## WHAT TO WORK ON
Return the number of lines in which the word "data" appears; add nothing else.

## RECORDS FOR THE TASK

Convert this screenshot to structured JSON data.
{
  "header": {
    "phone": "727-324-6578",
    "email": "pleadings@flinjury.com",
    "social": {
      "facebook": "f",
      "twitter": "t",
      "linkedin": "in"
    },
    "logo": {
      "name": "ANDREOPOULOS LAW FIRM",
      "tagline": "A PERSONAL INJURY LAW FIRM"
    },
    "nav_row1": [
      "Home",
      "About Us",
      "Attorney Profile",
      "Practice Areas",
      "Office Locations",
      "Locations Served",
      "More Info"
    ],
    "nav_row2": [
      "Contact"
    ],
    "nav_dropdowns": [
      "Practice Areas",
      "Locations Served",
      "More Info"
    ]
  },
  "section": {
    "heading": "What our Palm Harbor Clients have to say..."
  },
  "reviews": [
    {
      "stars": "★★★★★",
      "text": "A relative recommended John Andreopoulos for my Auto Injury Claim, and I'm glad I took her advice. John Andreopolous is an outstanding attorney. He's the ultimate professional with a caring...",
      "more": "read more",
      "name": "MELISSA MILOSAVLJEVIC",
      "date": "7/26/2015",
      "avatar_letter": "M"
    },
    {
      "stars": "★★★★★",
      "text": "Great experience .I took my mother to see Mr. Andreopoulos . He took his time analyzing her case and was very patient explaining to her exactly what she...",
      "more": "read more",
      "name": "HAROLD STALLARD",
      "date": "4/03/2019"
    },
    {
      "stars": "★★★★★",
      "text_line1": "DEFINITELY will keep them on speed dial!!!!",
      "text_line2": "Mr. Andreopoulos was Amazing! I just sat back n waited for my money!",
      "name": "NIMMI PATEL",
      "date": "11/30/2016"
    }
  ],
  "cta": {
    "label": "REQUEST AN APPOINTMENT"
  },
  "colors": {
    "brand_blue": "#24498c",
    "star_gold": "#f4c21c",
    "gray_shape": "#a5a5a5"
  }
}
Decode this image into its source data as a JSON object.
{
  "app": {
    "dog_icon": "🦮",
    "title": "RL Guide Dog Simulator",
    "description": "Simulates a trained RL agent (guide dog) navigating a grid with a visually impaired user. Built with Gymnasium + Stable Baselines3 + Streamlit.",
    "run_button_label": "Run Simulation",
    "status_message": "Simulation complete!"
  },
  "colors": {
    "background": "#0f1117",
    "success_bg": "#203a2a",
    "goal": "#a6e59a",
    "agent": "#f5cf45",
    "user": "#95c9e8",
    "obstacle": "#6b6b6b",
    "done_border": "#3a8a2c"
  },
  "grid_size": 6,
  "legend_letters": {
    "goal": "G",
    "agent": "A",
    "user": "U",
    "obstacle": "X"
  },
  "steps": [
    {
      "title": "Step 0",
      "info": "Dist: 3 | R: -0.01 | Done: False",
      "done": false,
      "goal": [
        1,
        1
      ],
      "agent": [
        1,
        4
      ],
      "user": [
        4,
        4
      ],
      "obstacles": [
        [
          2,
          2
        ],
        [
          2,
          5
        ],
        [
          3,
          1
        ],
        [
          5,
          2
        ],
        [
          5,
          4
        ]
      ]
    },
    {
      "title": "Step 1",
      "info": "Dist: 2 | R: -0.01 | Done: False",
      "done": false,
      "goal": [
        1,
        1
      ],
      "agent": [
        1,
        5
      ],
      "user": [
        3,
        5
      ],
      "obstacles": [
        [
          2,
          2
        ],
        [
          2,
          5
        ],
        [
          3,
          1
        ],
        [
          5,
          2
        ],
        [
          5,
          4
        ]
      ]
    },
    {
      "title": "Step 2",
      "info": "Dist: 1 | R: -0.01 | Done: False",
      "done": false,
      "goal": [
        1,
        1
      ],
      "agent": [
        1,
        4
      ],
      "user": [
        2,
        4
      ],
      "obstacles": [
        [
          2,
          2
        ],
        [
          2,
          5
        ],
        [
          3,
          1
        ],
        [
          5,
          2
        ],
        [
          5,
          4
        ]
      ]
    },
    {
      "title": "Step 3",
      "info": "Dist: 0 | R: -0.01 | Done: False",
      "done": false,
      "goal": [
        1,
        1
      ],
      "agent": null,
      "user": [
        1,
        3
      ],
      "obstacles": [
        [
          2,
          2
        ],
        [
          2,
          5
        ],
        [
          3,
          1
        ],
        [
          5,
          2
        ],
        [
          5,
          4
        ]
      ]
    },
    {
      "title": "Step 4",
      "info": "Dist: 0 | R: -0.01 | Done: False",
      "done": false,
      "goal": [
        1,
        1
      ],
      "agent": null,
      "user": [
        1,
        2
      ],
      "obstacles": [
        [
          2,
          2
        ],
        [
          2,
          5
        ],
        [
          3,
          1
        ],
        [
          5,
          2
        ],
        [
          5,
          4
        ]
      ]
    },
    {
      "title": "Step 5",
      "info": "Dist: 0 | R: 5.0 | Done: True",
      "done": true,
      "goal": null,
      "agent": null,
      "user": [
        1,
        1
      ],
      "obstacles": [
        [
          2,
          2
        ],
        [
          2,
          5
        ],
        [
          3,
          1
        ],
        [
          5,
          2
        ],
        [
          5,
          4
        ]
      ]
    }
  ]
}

## WORKED SOLUTION
2